> **RAW RECORDS**
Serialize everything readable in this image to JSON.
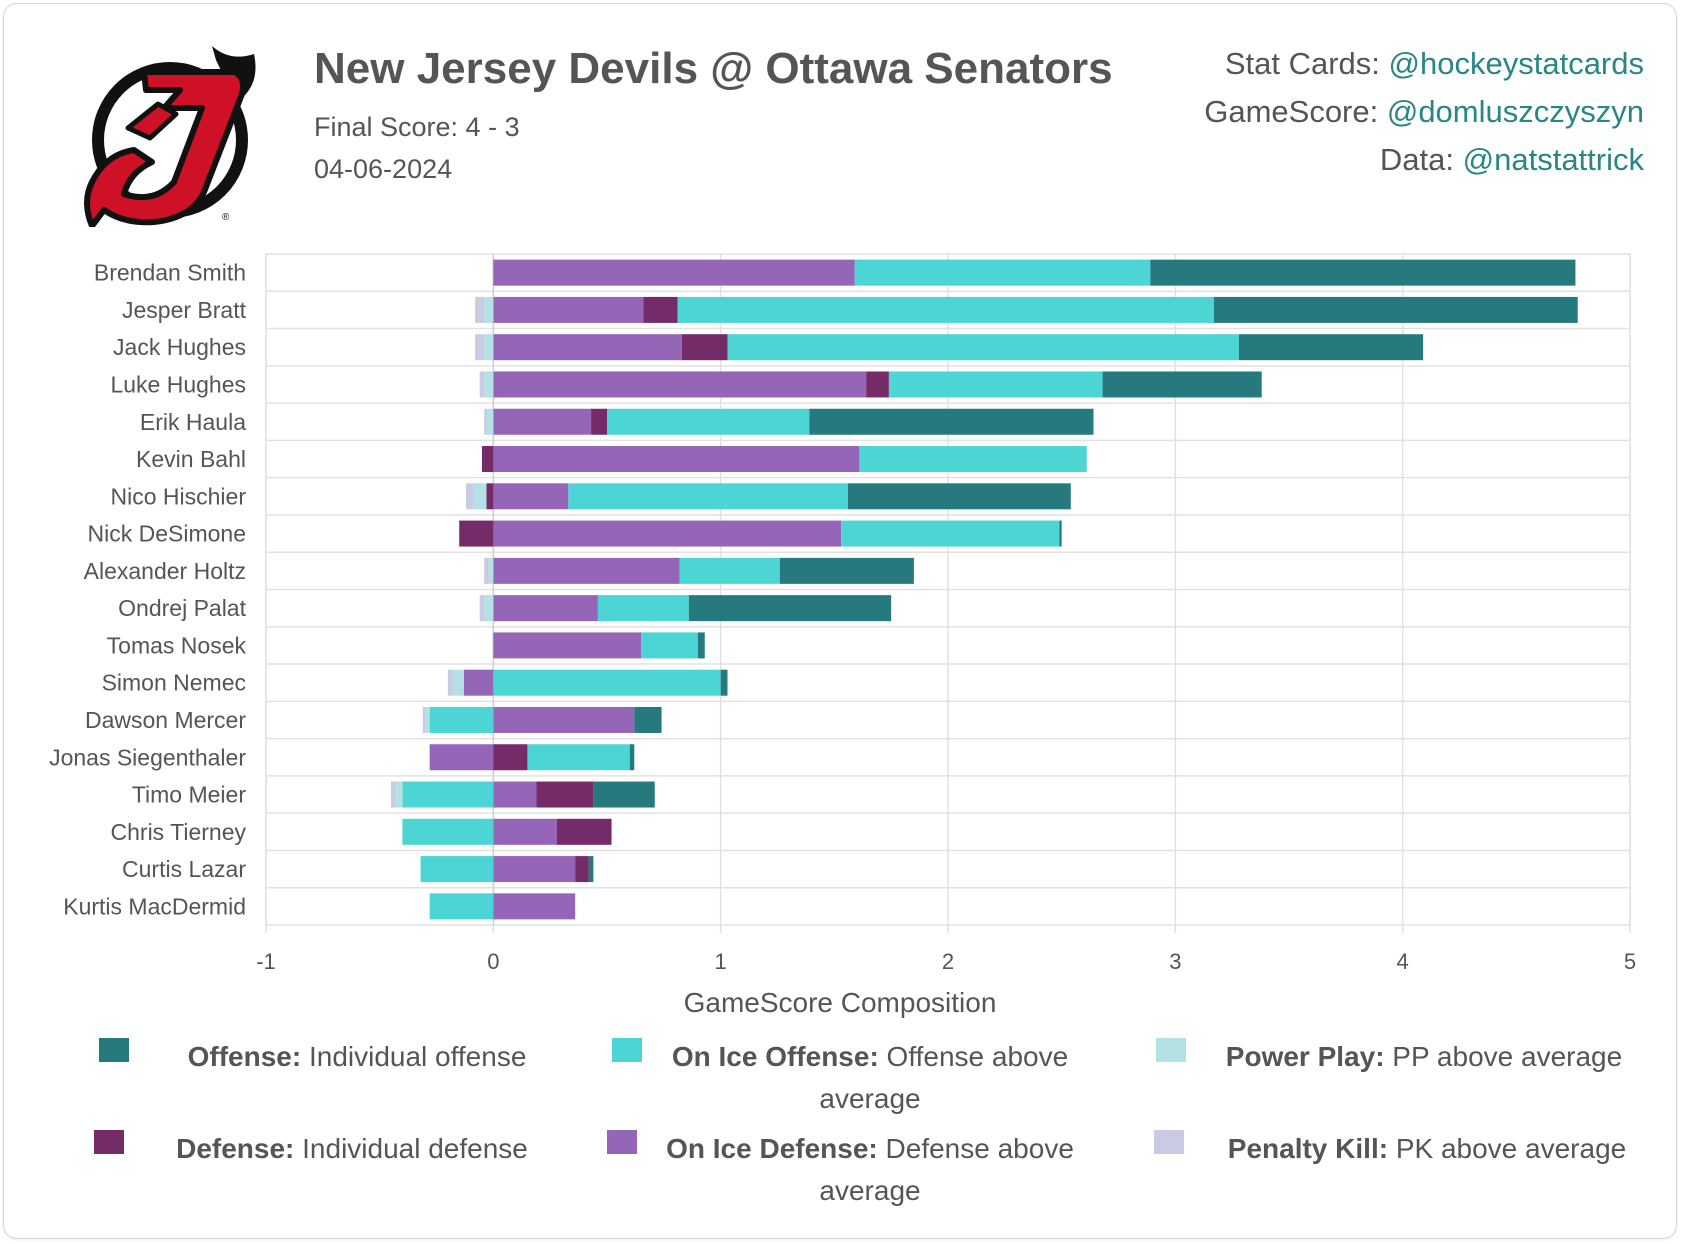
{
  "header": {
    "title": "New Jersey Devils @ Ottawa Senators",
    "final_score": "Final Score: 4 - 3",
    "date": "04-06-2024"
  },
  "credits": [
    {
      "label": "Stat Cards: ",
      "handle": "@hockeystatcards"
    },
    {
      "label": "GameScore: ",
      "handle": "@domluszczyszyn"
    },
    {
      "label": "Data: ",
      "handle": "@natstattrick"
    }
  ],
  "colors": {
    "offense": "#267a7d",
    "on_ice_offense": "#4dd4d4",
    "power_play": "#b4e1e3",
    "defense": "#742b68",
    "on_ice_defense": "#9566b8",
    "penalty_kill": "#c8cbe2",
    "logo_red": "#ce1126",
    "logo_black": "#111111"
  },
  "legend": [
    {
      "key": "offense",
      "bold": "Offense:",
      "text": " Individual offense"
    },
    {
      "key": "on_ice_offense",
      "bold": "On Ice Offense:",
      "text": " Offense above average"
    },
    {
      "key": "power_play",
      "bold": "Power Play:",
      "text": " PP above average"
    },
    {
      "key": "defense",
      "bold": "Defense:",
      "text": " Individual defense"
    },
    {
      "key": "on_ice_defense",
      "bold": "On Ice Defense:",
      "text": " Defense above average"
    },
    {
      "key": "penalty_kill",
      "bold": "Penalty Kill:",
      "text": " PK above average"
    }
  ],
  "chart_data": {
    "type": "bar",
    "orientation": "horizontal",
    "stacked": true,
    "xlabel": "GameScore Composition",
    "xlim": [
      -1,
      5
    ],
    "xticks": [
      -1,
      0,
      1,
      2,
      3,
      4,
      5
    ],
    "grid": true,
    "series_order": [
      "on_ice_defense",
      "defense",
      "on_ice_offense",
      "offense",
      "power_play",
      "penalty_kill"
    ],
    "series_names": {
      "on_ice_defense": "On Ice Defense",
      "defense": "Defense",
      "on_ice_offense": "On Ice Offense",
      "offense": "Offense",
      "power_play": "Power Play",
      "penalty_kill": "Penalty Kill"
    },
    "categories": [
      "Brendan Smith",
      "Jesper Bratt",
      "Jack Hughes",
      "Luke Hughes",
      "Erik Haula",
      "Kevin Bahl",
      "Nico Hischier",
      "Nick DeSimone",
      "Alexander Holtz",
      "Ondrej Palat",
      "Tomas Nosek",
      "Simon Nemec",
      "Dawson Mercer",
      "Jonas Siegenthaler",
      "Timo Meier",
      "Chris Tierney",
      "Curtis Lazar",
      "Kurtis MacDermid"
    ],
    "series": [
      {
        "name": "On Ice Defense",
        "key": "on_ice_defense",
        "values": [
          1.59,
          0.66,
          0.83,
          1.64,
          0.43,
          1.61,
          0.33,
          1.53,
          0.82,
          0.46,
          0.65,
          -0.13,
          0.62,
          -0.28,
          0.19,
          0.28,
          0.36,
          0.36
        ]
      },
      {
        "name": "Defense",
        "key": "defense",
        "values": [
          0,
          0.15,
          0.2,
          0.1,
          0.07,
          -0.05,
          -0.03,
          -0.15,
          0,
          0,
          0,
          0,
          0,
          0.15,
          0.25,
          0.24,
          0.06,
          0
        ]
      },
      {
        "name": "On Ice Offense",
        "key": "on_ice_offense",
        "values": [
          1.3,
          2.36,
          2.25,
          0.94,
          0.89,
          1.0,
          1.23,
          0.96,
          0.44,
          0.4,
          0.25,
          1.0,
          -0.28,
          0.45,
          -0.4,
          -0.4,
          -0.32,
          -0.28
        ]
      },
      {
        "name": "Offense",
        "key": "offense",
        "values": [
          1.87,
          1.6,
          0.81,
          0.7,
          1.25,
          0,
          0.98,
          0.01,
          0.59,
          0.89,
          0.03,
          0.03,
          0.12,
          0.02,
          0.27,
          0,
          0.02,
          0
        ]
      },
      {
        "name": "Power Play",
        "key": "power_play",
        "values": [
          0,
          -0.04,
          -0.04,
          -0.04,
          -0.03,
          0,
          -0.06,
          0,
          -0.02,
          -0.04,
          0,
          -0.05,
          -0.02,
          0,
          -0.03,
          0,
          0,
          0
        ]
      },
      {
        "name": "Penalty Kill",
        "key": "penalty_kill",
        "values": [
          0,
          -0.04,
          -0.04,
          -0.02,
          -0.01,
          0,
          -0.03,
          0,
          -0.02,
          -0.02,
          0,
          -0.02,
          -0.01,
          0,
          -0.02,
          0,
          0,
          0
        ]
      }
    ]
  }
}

> **WHAT YOU HAVE TO DO**
Give back the entries verbatim. Do not include any picture.

> **THE COMPLETED TASK**
Serialize everything readable in this image to JSON.
{
  "header": {
    "title": "New Jersey Devils @ Ottawa Senators",
    "final_score": "Final Score: 4 - 3",
    "date": "04-06-2024"
  },
  "credits": [
    {
      "label": "Stat Cards: ",
      "handle": "@hockeystatcards"
    },
    {
      "label": "GameScore: ",
      "handle": "@domluszczyszyn"
    },
    {
      "label": "Data: ",
      "handle": "@natstattrick"
    }
  ],
  "colors": {
    "offense": "#267a7d",
    "on_ice_offense": "#4dd4d4",
    "power_play": "#b4e1e3",
    "defense": "#742b68",
    "on_ice_defense": "#9566b8",
    "penalty_kill": "#c8cbe2",
    "logo_red": "#ce1126",
    "logo_black": "#111111"
  },
  "legend": [
    {
      "key": "offense",
      "bold": "Offense:",
      "text": " Individual offense"
    },
    {
      "key": "on_ice_offense",
      "bold": "On Ice Offense:",
      "text": " Offense above average"
    },
    {
      "key": "power_play",
      "bold": "Power Play:",
      "text": " PP above average"
    },
    {
      "key": "defense",
      "bold": "Defense:",
      "text": " Individual defense"
    },
    {
      "key": "on_ice_defense",
      "bold": "On Ice Defense:",
      "text": " Defense above average"
    },
    {
      "key": "penalty_kill",
      "bold": "Penalty Kill:",
      "text": " PK above average"
    }
  ],
  "chart_data": {
    "type": "bar",
    "orientation": "horizontal",
    "stacked": true,
    "xlabel": "GameScore Composition",
    "xlim": [
      -1,
      5
    ],
    "xticks": [
      -1,
      0,
      1,
      2,
      3,
      4,
      5
    ],
    "grid": true,
    "series_order": [
      "on_ice_defense",
      "defense",
      "on_ice_offense",
      "offense",
      "power_play",
      "penalty_kill"
    ],
    "series_names": {
      "on_ice_defense": "On Ice Defense",
      "defense": "Defense",
      "on_ice_offense": "On Ice Offense",
      "offense": "Offense",
      "power_play": "Power Play",
      "penalty_kill": "Penalty Kill"
    },
    "categories": [
      "Brendan Smith",
      "Jesper Bratt",
      "Jack Hughes",
      "Luke Hughes",
      "Erik Haula",
      "Kevin Bahl",
      "Nico Hischier",
      "Nick DeSimone",
      "Alexander Holtz",
      "Ondrej Palat",
      "Tomas Nosek",
      "Simon Nemec",
      "Dawson Mercer",
      "Jonas Siegenthaler",
      "Timo Meier",
      "Chris Tierney",
      "Curtis Lazar",
      "Kurtis MacDermid"
    ],
    "series": [
      {
        "name": "On Ice Defense",
        "key": "on_ice_defense",
        "values": [
          1.59,
          0.66,
          0.83,
          1.64,
          0.43,
          1.61,
          0.33,
          1.53,
          0.82,
          0.46,
          0.65,
          -0.13,
          0.62,
          -0.28,
          0.19,
          0.28,
          0.36,
          0.36
        ]
      },
      {
        "name": "Defense",
        "key": "defense",
        "values": [
          0,
          0.15,
          0.2,
          0.1,
          0.07,
          -0.05,
          -0.03,
          -0.15,
          0,
          0,
          0,
          0,
          0,
          0.15,
          0.25,
          0.24,
          0.06,
          0
        ]
      },
      {
        "name": "On Ice Offense",
        "key": "on_ice_offense",
        "values": [
          1.3,
          2.36,
          2.25,
          0.94,
          0.89,
          1.0,
          1.23,
          0.96,
          0.44,
          0.4,
          0.25,
          1.0,
          -0.28,
          0.45,
          -0.4,
          -0.4,
          -0.32,
          -0.28
        ]
      },
      {
        "name": "Offense",
        "key": "offense",
        "values": [
          1.87,
          1.6,
          0.81,
          0.7,
          1.25,
          0,
          0.98,
          0.01,
          0.59,
          0.89,
          0.03,
          0.03,
          0.12,
          0.02,
          0.27,
          0,
          0.02,
          0
        ]
      },
      {
        "name": "Power Play",
        "key": "power_play",
        "values": [
          0,
          -0.04,
          -0.04,
          -0.04,
          -0.03,
          0,
          -0.06,
          0,
          -0.02,
          -0.04,
          0,
          -0.05,
          -0.02,
          0,
          -0.03,
          0,
          0,
          0
        ]
      },
      {
        "name": "Penalty Kill",
        "key": "penalty_kill",
        "values": [
          0,
          -0.04,
          -0.04,
          -0.02,
          -0.01,
          0,
          -0.03,
          0,
          -0.02,
          -0.02,
          0,
          -0.02,
          -0.01,
          0,
          -0.02,
          0,
          0,
          0
        ]
      }
    ]
  }
}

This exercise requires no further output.